#### DATA RECORDS:

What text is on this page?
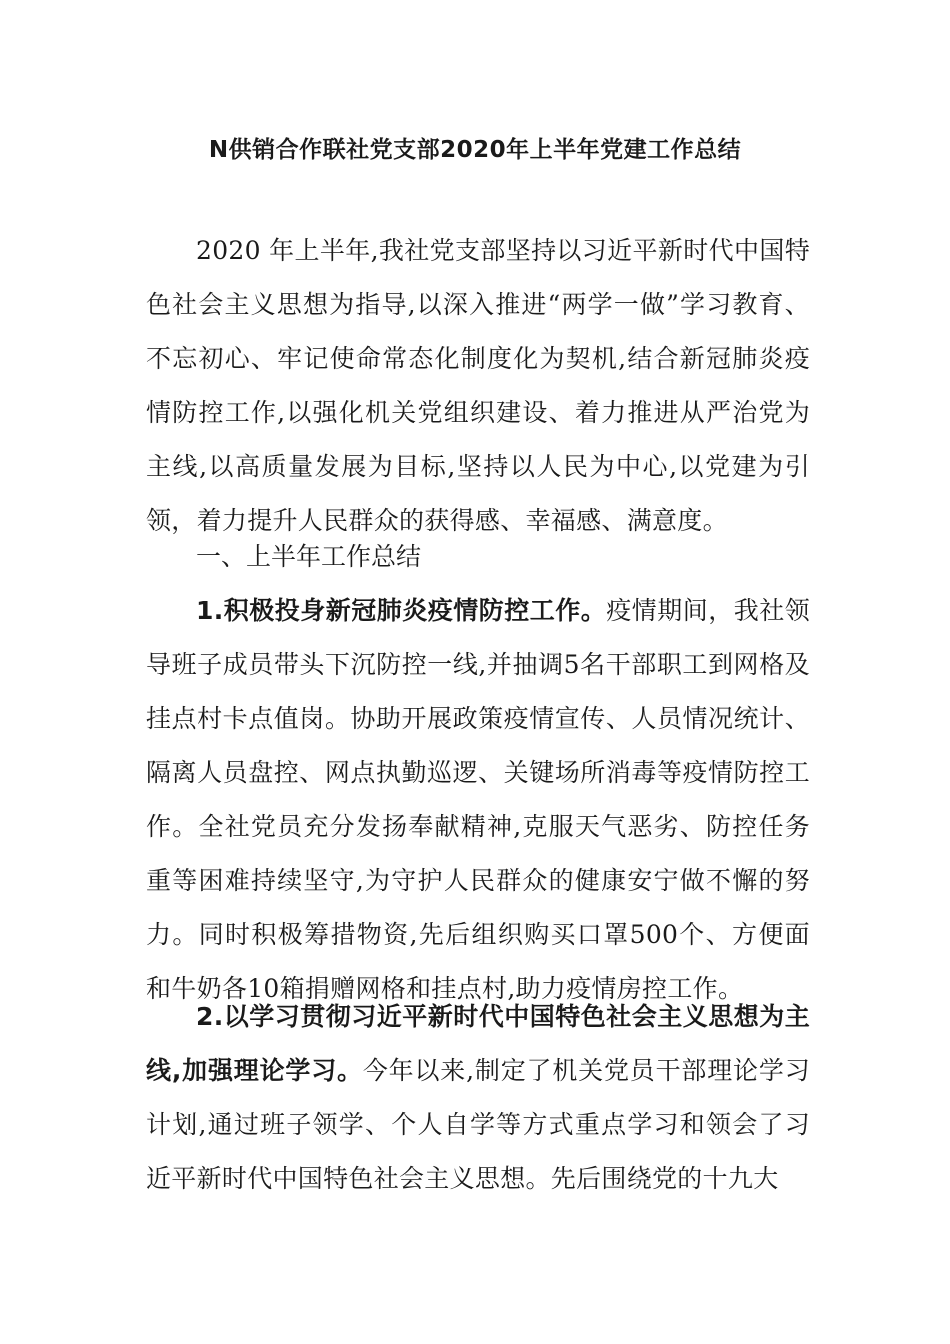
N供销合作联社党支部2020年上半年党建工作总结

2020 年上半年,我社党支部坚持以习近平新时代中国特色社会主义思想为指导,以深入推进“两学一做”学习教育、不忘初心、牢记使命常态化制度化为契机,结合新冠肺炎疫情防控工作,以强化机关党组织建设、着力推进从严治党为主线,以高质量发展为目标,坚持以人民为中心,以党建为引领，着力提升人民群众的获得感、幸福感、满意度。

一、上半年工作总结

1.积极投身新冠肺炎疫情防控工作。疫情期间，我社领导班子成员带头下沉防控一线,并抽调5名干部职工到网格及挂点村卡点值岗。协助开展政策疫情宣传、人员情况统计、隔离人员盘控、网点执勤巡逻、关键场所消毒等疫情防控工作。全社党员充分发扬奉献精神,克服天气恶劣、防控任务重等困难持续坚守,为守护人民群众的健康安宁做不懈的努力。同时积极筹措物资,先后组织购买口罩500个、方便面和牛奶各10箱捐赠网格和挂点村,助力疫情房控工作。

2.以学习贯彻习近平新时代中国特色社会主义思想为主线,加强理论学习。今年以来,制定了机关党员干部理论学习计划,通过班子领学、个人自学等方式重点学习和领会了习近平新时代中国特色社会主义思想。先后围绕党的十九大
...
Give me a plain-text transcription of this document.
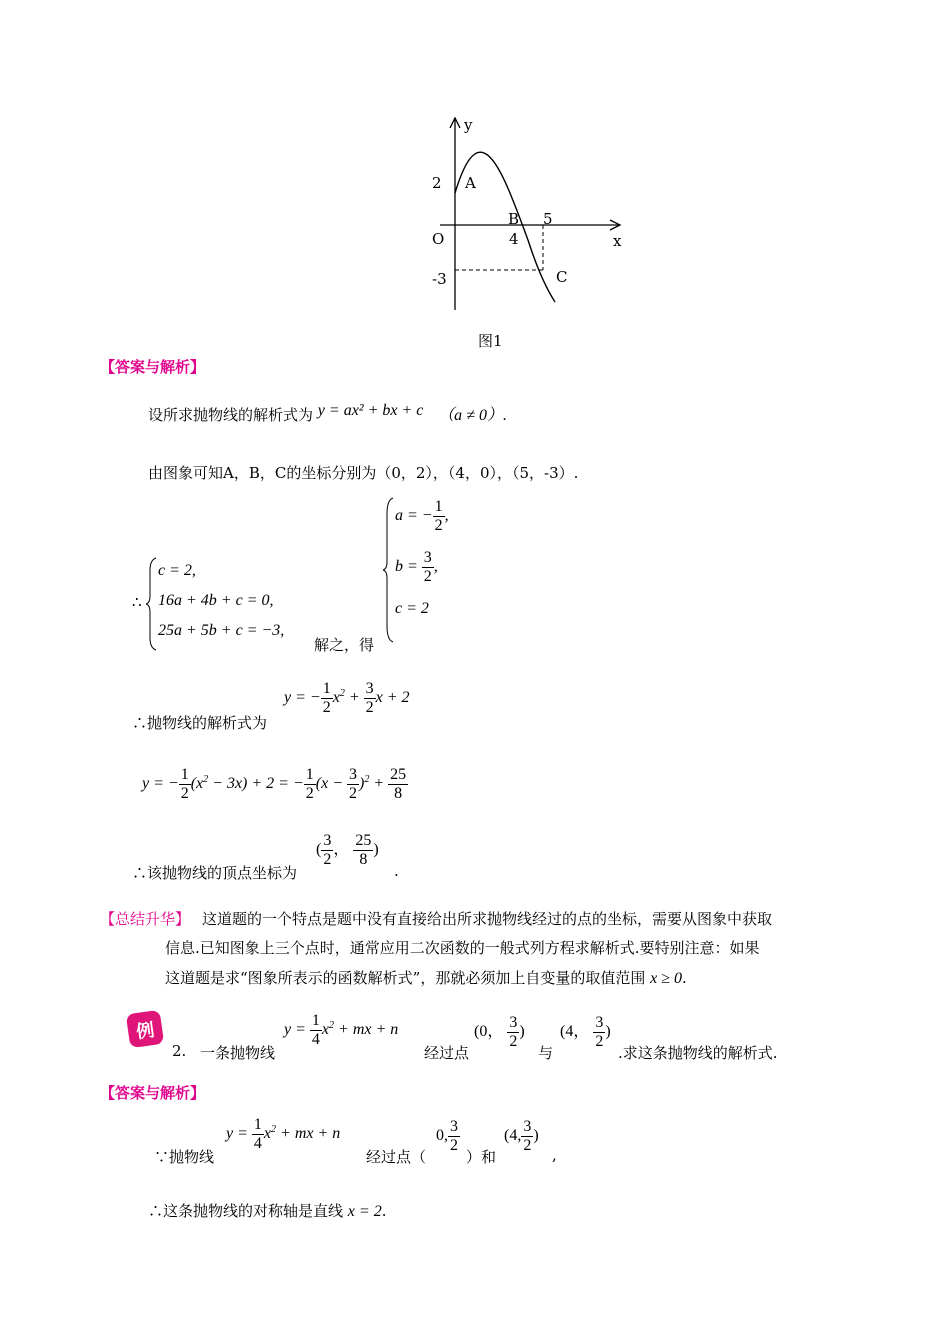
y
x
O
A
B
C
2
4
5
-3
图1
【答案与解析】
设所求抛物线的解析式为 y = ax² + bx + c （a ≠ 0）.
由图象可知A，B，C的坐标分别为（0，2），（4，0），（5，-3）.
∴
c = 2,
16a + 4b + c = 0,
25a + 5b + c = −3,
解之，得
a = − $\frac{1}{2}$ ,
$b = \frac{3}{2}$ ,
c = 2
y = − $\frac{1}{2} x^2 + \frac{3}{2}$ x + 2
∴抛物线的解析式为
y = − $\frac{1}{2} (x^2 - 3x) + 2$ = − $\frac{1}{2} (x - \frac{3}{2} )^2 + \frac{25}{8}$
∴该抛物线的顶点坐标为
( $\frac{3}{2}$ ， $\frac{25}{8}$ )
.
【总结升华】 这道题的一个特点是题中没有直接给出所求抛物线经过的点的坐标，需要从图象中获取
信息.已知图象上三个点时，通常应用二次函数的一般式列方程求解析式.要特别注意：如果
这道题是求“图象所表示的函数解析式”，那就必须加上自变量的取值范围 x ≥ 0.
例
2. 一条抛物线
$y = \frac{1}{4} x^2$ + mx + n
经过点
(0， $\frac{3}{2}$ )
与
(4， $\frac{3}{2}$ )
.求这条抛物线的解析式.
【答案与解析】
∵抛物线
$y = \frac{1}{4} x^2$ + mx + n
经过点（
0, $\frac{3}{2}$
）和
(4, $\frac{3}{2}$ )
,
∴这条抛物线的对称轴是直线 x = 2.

#### YOUR GOAL:
Using the listing above, show each line holding the string "this".

#### RESULT:
What text is on this page?
Give me a plain-text transcription of this document.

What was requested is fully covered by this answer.